_WHAT YOU NEED TO DO_. Transcribe the records that follow. Keep every word exactly, and drop the pictures.

(Stored dataset items)
★ ★ ★ ★ ★

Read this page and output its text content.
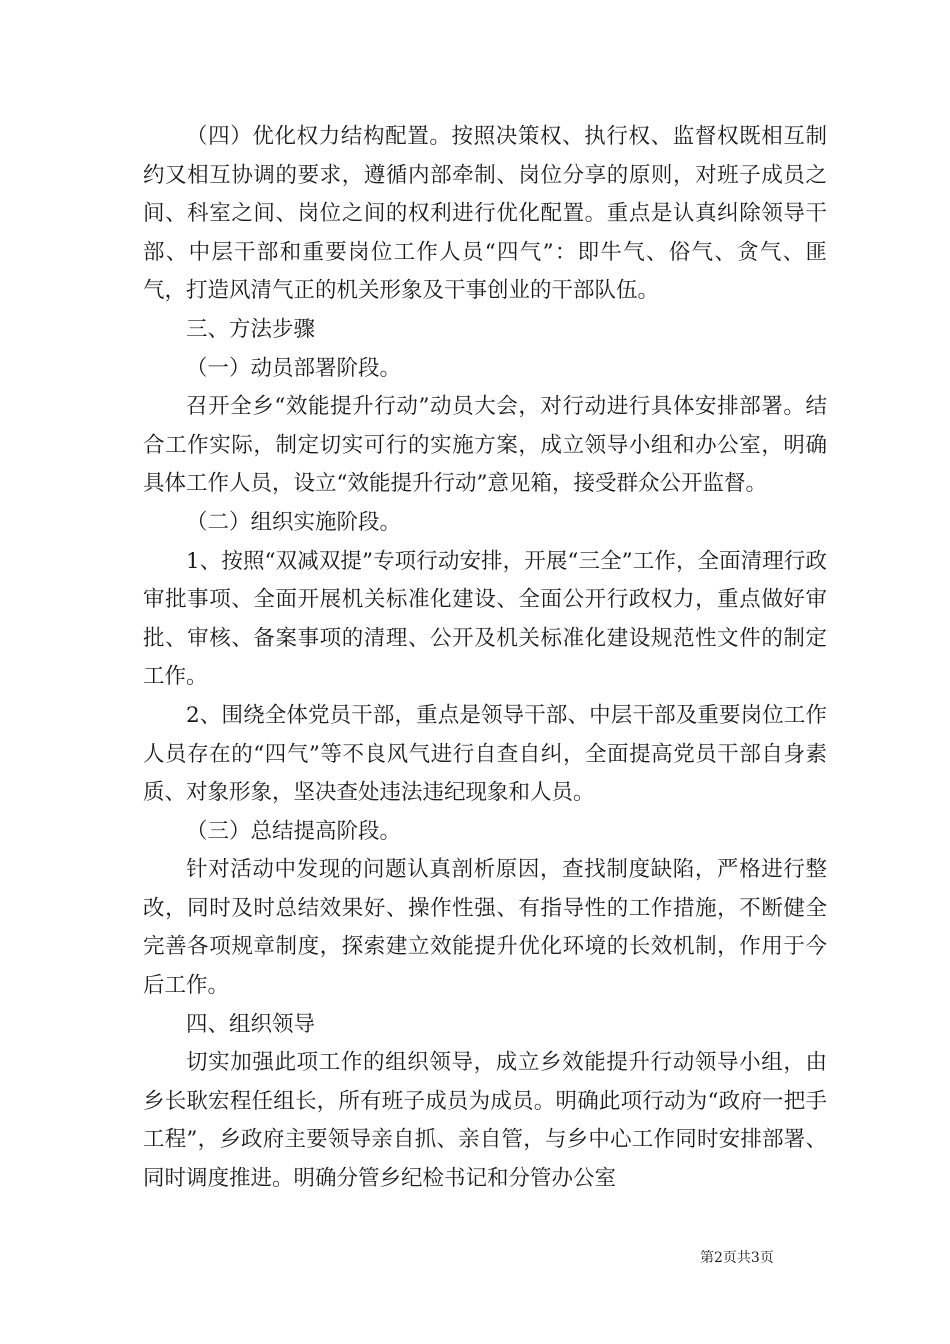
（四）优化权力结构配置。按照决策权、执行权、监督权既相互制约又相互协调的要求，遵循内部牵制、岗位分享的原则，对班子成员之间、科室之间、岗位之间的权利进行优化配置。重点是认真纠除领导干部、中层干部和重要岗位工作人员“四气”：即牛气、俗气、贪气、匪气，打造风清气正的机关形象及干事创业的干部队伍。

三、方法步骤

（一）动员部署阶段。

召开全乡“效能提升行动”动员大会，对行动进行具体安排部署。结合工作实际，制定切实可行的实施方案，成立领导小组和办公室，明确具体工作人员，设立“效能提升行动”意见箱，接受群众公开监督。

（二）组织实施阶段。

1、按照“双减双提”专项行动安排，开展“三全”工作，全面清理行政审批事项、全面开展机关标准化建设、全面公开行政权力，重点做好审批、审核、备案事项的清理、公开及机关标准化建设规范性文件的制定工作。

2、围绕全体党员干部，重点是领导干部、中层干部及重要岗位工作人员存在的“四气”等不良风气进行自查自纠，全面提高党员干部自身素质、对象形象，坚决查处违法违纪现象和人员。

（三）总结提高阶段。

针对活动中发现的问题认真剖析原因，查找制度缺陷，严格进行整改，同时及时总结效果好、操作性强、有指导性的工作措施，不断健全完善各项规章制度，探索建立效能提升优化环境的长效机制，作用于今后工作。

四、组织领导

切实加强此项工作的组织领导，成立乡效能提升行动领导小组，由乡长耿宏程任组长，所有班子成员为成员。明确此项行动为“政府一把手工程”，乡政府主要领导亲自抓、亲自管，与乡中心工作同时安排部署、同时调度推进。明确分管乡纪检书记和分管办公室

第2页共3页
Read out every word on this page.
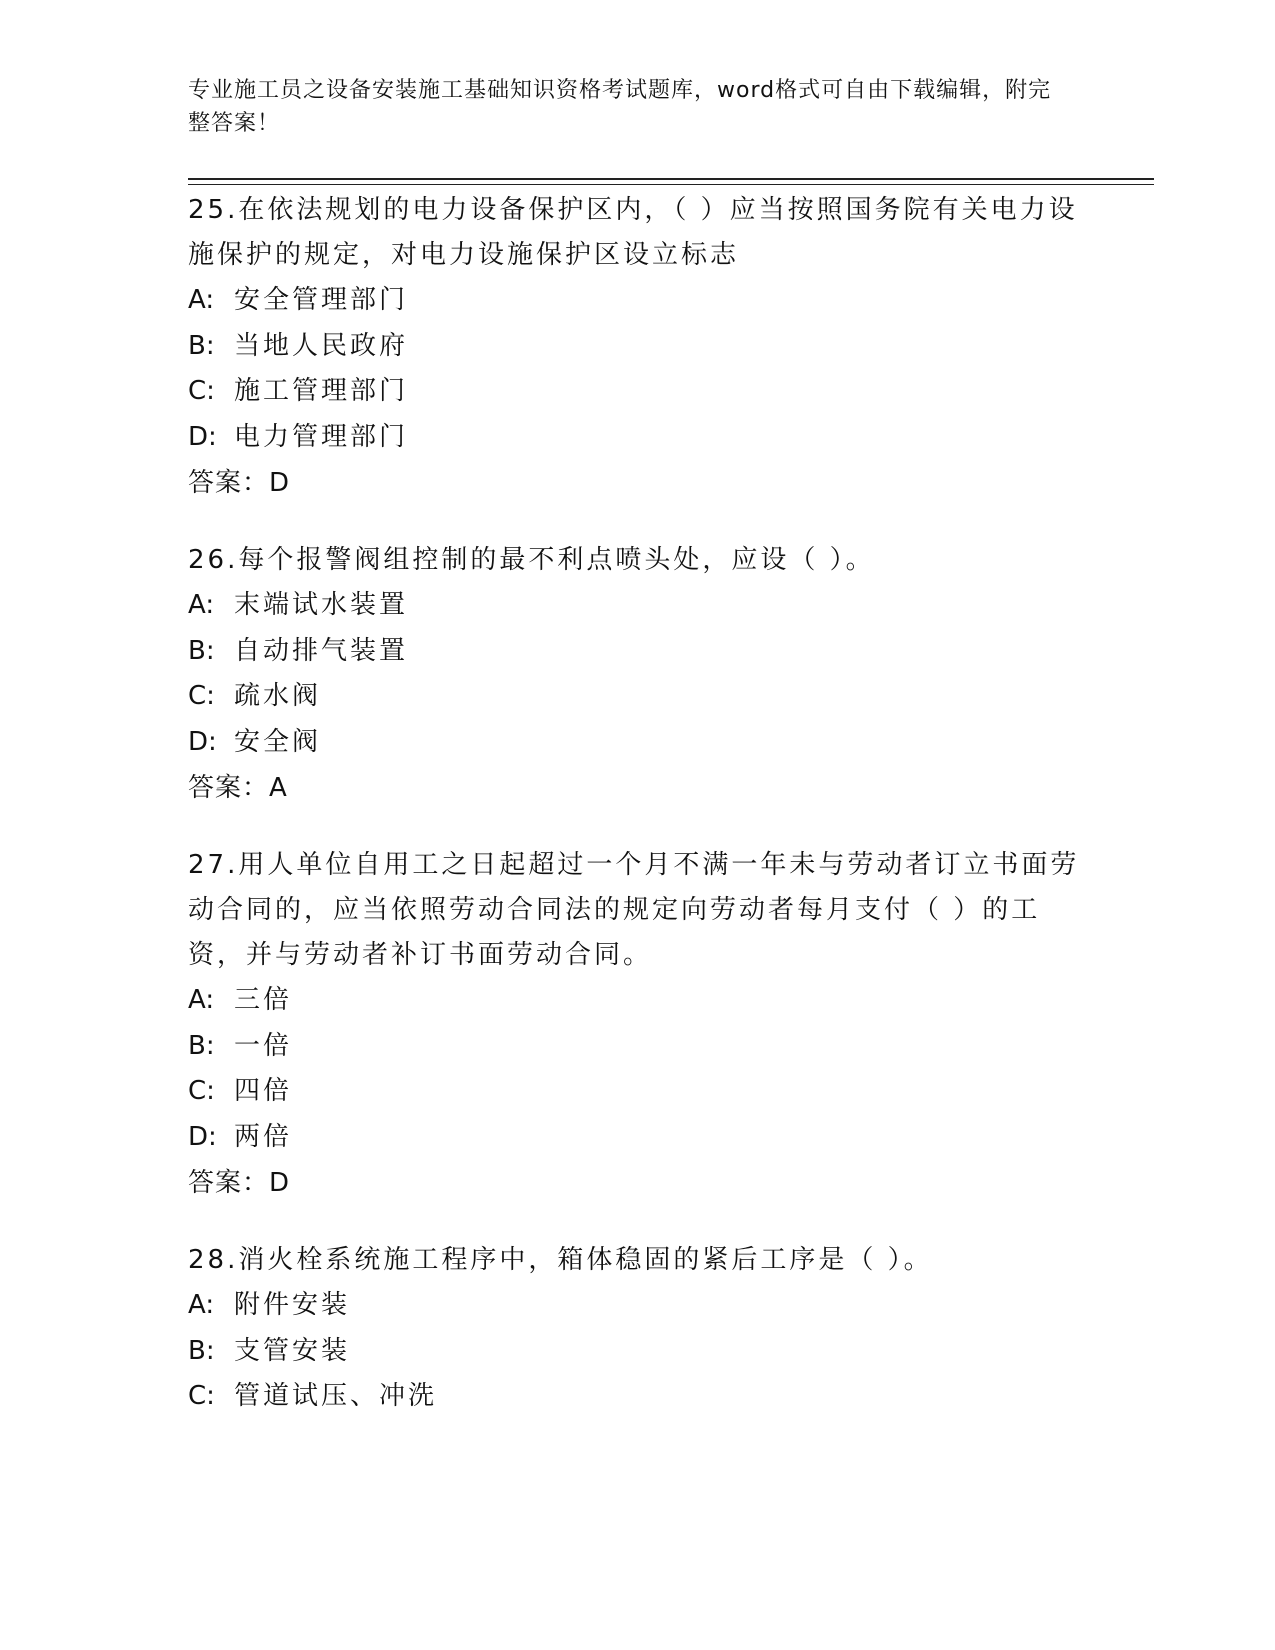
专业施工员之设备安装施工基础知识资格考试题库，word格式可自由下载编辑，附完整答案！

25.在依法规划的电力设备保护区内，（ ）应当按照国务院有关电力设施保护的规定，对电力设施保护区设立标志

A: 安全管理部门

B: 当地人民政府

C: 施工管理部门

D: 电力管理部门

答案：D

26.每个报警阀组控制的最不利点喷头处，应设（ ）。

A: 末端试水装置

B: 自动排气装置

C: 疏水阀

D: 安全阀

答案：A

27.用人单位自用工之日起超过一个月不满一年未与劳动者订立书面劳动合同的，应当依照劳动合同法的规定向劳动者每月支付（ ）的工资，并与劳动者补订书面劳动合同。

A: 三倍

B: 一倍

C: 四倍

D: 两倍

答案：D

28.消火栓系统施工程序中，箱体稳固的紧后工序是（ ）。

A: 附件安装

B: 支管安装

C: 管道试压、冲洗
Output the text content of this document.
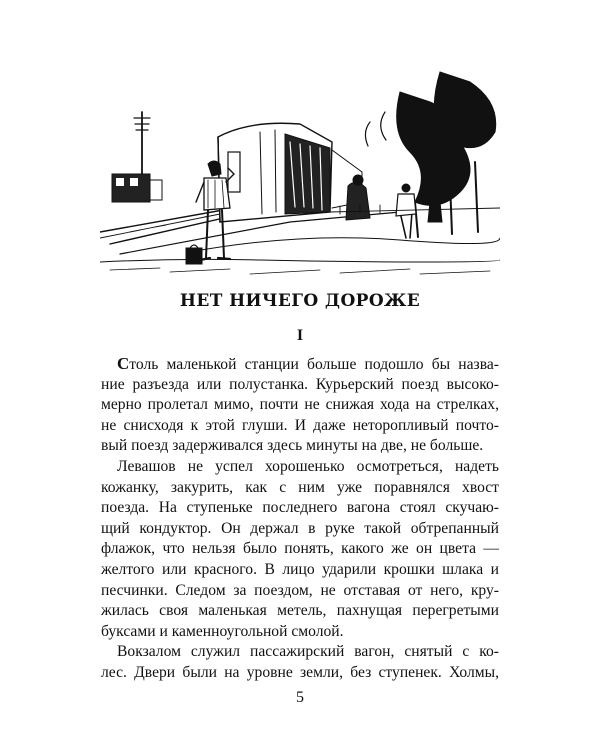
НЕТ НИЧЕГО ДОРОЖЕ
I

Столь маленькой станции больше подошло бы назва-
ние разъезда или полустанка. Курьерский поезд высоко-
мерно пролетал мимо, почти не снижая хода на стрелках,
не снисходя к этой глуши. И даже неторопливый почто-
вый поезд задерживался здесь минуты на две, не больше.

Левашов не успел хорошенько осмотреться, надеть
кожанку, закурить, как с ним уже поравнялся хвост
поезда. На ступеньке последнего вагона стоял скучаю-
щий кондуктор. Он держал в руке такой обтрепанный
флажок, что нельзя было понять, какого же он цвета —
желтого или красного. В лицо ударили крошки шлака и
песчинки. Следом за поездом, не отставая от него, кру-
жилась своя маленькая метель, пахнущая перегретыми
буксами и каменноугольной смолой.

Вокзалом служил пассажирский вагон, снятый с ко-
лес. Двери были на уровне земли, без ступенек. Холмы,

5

★ ★ ★ ★ ★

_COMPLETE RESPONSE_.
Read this page and output its text content.
（四）优化权力结构配置。按照决策权、执行权、监督权既相互制约又相互协调的要求，遵循内部牵制、岗位分享的原则，对班子成员之间、科室之间、岗位之间的权利进行优化配置。重点是认真纠除领导干部、中层干部和重要岗位工作人员“四气”：即牛气、俗气、贪气、匪气，打造风清气正的机关形象及干事创业的干部队伍。

三、方法步骤

（一）动员部署阶段。

召开全乡“效能提升行动”动员大会，对行动进行具体安排部署。结合工作实际，制定切实可行的实施方案，成立领导小组和办公室，明确具体工作人员，设立“效能提升行动”意见箱，接受群众公开监督。

（二）组织实施阶段。

1、按照“双减双提”专项行动安排，开展“三全”工作，全面清理行政审批事项、全面开展机关标准化建设、全面公开行政权力，重点做好审批、审核、备案事项的清理、公开及机关标准化建设规范性文件的制定工作。

2、围绕全体党员干部，重点是领导干部、中层干部及重要岗位工作人员存在的“四气”等不良风气进行自查自纠，全面提高党员干部自身素质、对象形象，坚决查处违法违纪现象和人员。

（三）总结提高阶段。

针对活动中发现的问题认真剖析原因，查找制度缺陷，严格进行整改，同时及时总结效果好、操作性强、有指导性的工作措施，不断健全完善各项规章制度，探索建立效能提升优化环境的长效机制，作用于今后工作。

四、组织领导

切实加强此项工作的组织领导，成立乡效能提升行动领导小组，由乡长耿宏程任组长，所有班子成员为成员。明确此项行动为“政府一把手工程”，乡政府主要领导亲自抓、亲自管，与乡中心工作同时安排部署、同时调度推进。明确分管乡纪检书记和分管办公室

第2页共3页
Read out every word on this page.
专业施工员之设备安装施工基础知识资格考试题库，word格式可自由下载编辑，附完整答案！

25.在依法规划的电力设备保护区内，（ ）应当按照国务院有关电力设施保护的规定，对电力设施保护区设立标志

A: 安全管理部门

B: 当地人民政府

C: 施工管理部门

D: 电力管理部门

答案：D

26.每个报警阀组控制的最不利点喷头处，应设（ ）。

A: 末端试水装置

B: 自动排气装置

C: 疏水阀

D: 安全阀

答案：A

27.用人单位自用工之日起超过一个月不满一年未与劳动者订立书面劳动合同的，应当依照劳动合同法的规定向劳动者每月支付（ ）的工资，并与劳动者补订书面劳动合同。

A: 三倍

B: 一倍

C: 四倍

D: 两倍

答案：D

28.消火栓系统施工程序中，箱体稳固的紧后工序是（ ）。

A: 附件安装

B: 支管安装

C: 管道试压、冲洗
Output the text content of this document.
НЕТ НИЧЕГО ДОРОЖЕ
I

Столь маленькой станции больше подошло бы назва-
ние разъезда или полустанка. Курьерский поезд высоко-
мерно пролетал мимо, почти не снижая хода на стрелках,
не снисходя к этой глуши. И даже неторопливый почто-
вый поезд задерживался здесь минуты на две, не больше.

Левашов не успел хорошенько осмотреться, надеть
кожанку, закурить, как с ним уже поравнялся хвост
поезда. На ступеньке последнего вагона стоял скучаю-
щий кондуктор. Он держал в руке такой обтрепанный
флажок, что нельзя было понять, какого же он цвета —
желтого или красного. В лицо ударили крошки шлака и
песчинки. Следом за поездом, не отставая от него, кру-
жилась своя маленькая метель, пахнущая перегретыми
буксами и каменноугольной смолой.

Вокзалом служил пассажирский вагон, снятый с ко-
лес. Двери были на уровне земли, без ступенек. Холмы,

5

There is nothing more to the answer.